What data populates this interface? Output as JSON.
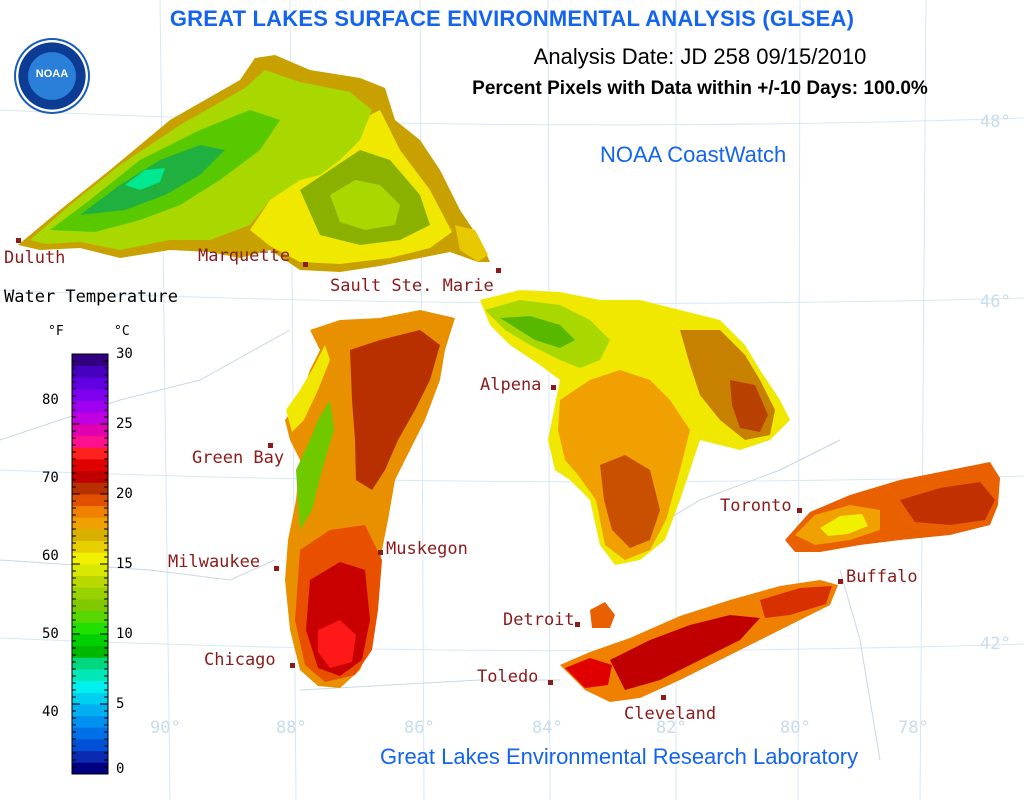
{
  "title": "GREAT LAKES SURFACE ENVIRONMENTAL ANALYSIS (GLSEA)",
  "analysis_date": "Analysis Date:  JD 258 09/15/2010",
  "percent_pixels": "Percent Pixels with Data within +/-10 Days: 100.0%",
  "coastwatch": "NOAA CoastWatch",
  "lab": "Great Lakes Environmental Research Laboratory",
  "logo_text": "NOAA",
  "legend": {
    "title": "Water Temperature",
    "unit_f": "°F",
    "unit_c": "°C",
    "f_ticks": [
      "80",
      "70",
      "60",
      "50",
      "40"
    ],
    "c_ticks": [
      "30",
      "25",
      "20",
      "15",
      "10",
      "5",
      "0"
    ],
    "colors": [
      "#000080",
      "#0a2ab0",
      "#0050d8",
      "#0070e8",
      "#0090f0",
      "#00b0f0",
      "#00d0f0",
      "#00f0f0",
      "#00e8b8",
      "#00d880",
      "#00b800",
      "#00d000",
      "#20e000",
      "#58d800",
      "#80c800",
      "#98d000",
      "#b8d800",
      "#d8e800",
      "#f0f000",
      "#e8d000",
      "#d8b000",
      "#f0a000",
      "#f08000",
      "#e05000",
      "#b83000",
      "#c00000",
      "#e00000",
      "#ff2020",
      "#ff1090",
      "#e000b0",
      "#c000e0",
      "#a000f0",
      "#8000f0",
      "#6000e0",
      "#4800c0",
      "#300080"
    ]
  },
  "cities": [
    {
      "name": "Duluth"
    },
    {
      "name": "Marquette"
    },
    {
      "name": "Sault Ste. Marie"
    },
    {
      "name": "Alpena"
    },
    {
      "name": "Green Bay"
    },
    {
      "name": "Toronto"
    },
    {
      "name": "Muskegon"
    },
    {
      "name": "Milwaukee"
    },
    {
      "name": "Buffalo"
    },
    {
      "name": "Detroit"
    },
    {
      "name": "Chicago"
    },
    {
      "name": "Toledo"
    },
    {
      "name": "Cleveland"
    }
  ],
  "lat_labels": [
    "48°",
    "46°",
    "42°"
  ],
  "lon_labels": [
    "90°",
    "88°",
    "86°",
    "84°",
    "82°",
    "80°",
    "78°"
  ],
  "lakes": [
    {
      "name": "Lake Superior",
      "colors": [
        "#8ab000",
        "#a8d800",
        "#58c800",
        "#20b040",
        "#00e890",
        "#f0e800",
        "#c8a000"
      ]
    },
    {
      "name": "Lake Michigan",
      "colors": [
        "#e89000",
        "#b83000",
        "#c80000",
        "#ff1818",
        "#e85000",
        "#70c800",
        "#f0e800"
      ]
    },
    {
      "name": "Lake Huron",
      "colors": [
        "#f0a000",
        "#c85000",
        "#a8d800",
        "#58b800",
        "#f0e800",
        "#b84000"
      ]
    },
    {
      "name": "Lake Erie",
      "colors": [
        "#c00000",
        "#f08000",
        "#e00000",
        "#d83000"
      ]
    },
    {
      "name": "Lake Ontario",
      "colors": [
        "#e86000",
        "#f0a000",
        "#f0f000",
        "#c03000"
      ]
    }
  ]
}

-------------------------

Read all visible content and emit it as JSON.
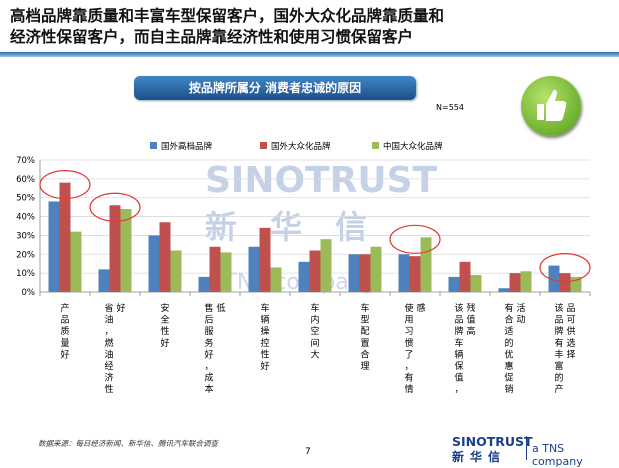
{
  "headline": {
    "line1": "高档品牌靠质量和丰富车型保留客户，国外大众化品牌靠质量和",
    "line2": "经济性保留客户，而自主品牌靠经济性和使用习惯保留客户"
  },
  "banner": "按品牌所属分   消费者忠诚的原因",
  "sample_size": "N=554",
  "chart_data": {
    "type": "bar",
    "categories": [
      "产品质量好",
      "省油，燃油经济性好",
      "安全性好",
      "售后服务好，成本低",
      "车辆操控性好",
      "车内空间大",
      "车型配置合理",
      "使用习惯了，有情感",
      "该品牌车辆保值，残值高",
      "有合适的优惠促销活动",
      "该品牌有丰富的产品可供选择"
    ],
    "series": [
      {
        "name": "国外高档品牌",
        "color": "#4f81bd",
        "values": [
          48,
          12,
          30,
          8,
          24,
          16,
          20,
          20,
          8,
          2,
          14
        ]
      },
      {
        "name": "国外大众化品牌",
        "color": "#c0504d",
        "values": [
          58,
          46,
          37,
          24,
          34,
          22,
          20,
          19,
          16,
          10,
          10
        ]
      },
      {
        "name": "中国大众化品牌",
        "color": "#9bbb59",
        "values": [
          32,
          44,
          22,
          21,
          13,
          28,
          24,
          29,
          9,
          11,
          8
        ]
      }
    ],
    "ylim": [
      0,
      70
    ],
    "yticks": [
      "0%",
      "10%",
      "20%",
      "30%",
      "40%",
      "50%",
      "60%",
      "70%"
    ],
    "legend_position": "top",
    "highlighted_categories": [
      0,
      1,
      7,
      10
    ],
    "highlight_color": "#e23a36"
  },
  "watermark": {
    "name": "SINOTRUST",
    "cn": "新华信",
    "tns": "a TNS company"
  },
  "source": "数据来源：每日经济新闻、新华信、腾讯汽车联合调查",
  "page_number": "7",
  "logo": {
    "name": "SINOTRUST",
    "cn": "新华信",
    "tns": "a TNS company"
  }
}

-------------------------

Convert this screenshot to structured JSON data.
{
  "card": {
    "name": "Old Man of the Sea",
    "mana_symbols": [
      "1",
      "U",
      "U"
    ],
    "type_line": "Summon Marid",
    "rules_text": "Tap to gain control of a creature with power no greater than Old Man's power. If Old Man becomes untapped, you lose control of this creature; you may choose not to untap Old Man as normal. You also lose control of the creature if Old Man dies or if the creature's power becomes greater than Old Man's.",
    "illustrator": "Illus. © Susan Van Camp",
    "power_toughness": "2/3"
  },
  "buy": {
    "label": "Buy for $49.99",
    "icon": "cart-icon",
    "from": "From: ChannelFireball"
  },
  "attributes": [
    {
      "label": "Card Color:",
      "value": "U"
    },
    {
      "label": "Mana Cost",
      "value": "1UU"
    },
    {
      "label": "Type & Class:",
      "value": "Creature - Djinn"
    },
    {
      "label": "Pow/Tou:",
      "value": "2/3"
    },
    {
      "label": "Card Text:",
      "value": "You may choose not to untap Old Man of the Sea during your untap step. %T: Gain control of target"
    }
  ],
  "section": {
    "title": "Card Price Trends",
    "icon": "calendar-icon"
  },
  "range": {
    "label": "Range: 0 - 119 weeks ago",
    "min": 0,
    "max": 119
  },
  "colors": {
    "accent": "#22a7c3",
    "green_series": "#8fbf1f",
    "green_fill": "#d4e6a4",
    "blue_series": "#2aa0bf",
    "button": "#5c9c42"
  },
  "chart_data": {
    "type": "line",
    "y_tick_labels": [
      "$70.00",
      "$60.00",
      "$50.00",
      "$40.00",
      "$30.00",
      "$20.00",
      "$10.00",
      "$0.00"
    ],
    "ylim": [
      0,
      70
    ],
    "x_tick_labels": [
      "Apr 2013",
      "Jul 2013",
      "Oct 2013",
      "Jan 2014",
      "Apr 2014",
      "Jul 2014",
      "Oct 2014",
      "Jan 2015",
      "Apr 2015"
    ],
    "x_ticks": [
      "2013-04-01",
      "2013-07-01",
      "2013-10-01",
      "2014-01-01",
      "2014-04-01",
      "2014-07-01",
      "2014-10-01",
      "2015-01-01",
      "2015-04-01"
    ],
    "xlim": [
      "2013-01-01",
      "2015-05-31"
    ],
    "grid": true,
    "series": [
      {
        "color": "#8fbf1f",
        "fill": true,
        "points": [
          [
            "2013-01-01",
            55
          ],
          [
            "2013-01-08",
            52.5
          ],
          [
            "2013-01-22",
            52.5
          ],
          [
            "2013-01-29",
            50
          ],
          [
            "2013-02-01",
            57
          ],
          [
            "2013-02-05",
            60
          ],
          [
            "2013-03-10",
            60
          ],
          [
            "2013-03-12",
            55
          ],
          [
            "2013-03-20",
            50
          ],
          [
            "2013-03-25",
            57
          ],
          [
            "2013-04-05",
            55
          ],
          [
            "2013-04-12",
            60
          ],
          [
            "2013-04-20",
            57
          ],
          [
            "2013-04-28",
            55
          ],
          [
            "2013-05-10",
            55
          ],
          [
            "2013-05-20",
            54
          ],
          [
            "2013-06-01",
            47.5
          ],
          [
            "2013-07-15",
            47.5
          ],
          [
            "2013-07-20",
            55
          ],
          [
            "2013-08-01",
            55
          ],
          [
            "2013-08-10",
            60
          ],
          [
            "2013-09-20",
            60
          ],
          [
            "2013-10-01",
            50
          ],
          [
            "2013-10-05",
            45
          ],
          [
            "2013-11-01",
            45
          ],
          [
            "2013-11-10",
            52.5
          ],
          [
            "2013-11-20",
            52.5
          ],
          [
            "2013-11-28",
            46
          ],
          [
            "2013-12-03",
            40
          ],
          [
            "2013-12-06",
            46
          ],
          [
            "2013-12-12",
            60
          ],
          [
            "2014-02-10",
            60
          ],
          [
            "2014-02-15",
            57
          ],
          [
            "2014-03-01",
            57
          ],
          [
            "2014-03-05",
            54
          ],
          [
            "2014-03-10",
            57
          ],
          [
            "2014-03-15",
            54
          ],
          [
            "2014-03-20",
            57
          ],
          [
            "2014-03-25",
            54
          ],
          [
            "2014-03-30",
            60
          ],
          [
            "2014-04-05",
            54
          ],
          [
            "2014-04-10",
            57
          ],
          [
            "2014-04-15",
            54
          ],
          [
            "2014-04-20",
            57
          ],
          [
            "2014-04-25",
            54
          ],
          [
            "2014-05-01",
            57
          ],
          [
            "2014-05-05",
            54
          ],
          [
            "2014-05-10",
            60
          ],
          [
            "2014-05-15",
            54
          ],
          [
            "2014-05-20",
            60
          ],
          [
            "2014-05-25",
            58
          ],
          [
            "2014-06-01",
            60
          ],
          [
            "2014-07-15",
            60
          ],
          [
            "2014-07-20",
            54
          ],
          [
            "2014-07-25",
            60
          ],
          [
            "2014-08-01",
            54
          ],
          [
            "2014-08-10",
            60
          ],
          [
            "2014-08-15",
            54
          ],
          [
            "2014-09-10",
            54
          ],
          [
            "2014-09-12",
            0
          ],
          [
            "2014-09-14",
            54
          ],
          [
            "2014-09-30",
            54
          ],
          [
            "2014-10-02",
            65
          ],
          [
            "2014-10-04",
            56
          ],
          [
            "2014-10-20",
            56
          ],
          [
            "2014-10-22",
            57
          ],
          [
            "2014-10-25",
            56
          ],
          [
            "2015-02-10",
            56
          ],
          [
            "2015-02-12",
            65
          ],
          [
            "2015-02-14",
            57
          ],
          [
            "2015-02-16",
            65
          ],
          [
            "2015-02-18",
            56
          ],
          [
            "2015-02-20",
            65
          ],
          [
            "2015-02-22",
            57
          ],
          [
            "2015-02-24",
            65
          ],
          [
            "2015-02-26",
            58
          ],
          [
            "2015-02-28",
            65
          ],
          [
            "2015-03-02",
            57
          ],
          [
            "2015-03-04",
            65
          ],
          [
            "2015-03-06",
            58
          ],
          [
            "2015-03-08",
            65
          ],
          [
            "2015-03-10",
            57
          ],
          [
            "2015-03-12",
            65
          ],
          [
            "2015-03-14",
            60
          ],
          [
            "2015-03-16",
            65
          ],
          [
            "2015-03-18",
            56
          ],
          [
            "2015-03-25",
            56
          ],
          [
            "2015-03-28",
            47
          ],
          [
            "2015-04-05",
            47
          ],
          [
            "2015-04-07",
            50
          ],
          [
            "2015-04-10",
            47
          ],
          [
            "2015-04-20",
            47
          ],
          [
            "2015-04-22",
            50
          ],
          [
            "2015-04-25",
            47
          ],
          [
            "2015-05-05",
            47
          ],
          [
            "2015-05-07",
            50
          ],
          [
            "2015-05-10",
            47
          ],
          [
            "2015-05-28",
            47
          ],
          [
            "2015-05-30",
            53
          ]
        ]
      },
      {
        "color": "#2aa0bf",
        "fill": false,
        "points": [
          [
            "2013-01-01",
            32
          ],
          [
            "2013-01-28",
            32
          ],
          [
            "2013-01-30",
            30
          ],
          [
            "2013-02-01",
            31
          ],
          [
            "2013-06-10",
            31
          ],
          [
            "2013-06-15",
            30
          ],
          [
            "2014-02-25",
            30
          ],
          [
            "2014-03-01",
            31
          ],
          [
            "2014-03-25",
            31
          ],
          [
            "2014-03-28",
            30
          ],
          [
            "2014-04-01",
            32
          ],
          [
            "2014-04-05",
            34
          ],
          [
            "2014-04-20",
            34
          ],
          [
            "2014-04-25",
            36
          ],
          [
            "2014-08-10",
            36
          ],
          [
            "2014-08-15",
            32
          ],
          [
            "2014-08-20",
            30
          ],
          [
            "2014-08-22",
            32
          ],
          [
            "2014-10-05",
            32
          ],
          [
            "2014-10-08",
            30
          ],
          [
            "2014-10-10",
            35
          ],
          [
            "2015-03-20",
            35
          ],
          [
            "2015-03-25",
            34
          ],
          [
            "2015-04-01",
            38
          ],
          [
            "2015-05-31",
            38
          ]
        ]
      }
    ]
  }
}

-------------------------

Exercise instructions:
In the lines above, locate the string "choose". Copy every line where it occurs.

Response:
    "rules_text": "Tap to gain control of a creature with power no greater than Old Man's power. If Old Man becomes untapped, you lose control of this creature; you may choose not to untap Old Man as normal. You also lose control of the creature if Old Man dies or if the creature's power becomes greater than Old Man's.",
      "value": "You may choose not to untap Old Man of the Sea during your untap step. %T: Gain control of target"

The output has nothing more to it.